▸ **PROBLEM DESCRIPTION**: A faithful transcription of all the data is required.

▸ **SUPPLIED MATERIAL**:
────────────────────

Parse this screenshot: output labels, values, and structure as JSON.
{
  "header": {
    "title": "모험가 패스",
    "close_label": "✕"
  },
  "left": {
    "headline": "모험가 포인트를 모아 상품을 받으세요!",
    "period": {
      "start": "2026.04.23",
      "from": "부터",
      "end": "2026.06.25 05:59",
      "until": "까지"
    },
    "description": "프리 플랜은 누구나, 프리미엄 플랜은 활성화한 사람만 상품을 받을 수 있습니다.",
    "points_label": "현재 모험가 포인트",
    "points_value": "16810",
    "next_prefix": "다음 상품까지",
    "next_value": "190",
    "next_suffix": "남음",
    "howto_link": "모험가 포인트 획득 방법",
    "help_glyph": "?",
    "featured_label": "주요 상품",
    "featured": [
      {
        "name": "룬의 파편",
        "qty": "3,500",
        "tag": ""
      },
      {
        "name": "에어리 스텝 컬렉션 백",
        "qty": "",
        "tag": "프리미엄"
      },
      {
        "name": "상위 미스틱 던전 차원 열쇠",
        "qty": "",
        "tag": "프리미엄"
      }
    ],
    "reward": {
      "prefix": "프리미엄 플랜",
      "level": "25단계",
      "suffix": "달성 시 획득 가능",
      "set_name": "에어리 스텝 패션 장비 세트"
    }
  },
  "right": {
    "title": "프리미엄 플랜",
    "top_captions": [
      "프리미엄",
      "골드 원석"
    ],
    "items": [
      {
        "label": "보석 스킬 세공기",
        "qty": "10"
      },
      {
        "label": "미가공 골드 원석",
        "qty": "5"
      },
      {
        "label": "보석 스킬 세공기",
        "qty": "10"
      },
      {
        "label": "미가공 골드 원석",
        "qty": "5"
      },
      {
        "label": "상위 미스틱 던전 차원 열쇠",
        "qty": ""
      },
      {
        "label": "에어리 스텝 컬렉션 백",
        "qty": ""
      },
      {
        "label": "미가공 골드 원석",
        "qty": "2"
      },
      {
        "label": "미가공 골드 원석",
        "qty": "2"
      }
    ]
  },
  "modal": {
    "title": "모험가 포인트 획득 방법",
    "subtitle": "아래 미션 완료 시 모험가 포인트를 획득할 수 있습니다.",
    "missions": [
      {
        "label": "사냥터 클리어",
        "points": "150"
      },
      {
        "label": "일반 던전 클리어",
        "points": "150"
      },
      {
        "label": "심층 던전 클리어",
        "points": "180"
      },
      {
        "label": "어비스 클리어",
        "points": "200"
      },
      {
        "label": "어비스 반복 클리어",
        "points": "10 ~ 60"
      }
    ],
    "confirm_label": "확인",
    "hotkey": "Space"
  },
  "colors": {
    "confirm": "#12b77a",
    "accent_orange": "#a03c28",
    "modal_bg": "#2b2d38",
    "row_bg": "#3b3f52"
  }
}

────────────────────

▸ **EXERCISE RESPONSE**:
Parse this screenshot: output labels, values, and structure as JSON.
{
  "header": {
    "title": "모험가 패스",
    "close_label": "✕"
  },
  "left": {
    "headline": "모험가 포인트를 모아 상품을 받으세요!",
    "period": {
      "start": "2026.04.23",
      "from": "부터",
      "end": "2026.06.25 05:59",
      "until": "까지"
    },
    "description": "프리 플랜은 누구나, 프리미엄 플랜은 활성화한 사람만 상품을 받을 수 있습니다.",
    "points_label": "현재 모험가 포인트",
    "points_value": "16810",
    "next_prefix": "다음 상품까지",
    "next_value": "190",
    "next_suffix": "남음",
    "howto_link": "모험가 포인트 획득 방법",
    "help_glyph": "?",
    "featured_label": "주요 상품",
    "featured": [
      {
        "name": "룬의 파편",
        "qty": "3,500",
        "tag": ""
      },
      {
        "name": "에어리 스텝 컬렉션 백",
        "qty": "",
        "tag": "프리미엄"
      },
      {
        "name": "상위 미스틱 던전 차원 열쇠",
        "qty": "",
        "tag": "프리미엄"
      }
    ],
    "reward": {
      "prefix": "프리미엄 플랜",
      "level": "25단계",
      "suffix": "달성 시 획득 가능",
      "set_name": "에어리 스텝 패션 장비 세트"
    }
  },
  "right": {
    "title": "프리미엄 플랜",
    "top_captions": [
      "프리미엄",
      "골드 원석"
    ],
    "items": [
      {
        "label": "보석 스킬 세공기",
        "qty": "10"
      },
      {
        "label": "미가공 골드 원석",
        "qty": "5"
      },
      {
        "label": "보석 스킬 세공기",
        "qty": "10"
      },
      {
        "label": "미가공 골드 원석",
        "qty": "5"
      },
      {
        "label": "상위 미스틱 던전 차원 열쇠",
        "qty": ""
      },
      {
        "label": "에어리 스텝 컬렉션 백",
        "qty": ""
      },
      {
        "label": "미가공 골드 원석",
        "qty": "2"
      },
      {
        "label": "미가공 골드 원석",
        "qty": "2"
      }
    ]
  },
  "modal": {
    "title": "모험가 포인트 획득 방법",
    "subtitle": "아래 미션 완료 시 모험가 포인트를 획득할 수 있습니다.",
    "missions": [
      {
        "label": "사냥터 클리어",
        "points": "150"
      },
      {
        "label": "일반 던전 클리어",
        "points": "150"
      },
      {
        "label": "심층 던전 클리어",
        "points": "180"
      },
      {
        "label": "어비스 클리어",
        "points": "200"
      },
      {
        "label": "어비스 반복 클리어",
        "points": "10 ~ 60"
      }
    ],
    "confirm_label": "확인",
    "hotkey": "Space"
  },
  "colors": {
    "confirm": "#12b77a",
    "accent_orange": "#a03c28",
    "modal_bg": "#2b2d38",
    "row_bg": "#3b3f52"
  }
}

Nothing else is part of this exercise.